Work to be completed.
Tell me how many lines hold "without", please, using only the number.

##### Records shown

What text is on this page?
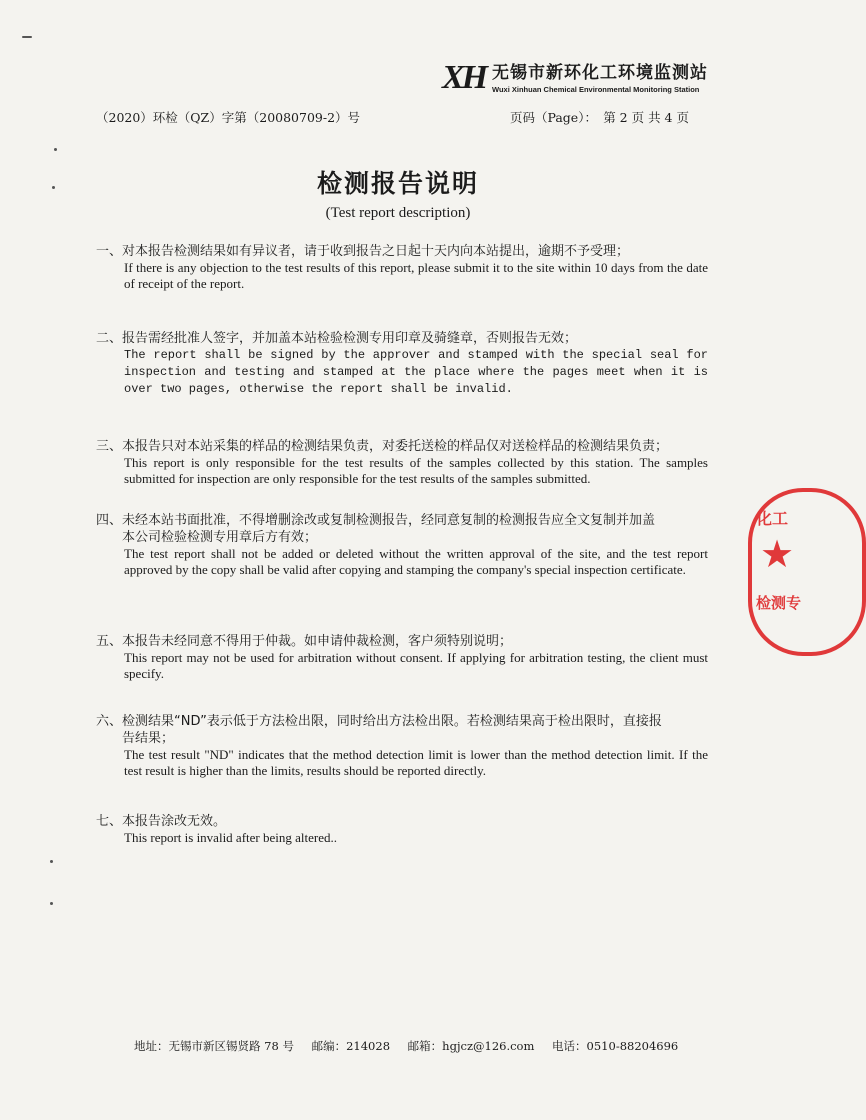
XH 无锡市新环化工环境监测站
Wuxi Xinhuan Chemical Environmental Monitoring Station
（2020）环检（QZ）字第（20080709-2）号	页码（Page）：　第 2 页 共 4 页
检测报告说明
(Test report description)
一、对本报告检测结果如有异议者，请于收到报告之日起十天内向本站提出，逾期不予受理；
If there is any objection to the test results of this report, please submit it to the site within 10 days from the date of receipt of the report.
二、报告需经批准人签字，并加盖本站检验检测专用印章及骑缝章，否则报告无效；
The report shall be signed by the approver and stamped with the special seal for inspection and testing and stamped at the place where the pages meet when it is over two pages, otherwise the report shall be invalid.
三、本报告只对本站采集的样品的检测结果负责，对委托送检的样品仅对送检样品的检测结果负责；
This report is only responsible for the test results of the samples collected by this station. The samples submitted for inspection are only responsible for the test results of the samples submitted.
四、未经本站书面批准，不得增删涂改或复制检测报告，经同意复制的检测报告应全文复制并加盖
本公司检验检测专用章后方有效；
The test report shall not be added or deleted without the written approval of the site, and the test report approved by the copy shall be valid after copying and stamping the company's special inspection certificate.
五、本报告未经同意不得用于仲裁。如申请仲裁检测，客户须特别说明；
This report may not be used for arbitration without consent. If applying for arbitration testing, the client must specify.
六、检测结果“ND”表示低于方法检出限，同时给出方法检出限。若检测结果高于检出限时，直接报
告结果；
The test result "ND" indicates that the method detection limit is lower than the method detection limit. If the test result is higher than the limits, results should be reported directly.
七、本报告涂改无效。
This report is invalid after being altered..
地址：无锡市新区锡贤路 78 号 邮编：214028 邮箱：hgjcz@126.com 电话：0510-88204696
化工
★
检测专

##########
##### Records shown

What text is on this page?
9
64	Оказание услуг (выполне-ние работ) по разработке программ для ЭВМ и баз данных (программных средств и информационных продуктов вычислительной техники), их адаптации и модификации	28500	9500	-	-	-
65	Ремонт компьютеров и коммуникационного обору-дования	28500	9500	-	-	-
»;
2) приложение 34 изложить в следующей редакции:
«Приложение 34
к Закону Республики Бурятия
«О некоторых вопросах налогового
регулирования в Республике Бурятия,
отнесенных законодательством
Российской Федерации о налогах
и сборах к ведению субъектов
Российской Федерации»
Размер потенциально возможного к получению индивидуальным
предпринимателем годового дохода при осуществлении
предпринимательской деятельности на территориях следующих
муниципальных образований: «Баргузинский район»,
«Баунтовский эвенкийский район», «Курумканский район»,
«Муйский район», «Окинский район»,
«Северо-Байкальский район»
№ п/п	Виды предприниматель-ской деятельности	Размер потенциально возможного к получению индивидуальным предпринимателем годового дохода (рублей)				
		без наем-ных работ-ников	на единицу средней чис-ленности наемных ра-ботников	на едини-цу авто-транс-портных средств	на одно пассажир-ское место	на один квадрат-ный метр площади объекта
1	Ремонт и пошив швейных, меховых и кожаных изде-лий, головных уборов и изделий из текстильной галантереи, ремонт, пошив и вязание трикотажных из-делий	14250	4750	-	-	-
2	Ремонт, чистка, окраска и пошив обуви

##########

Complete response.
2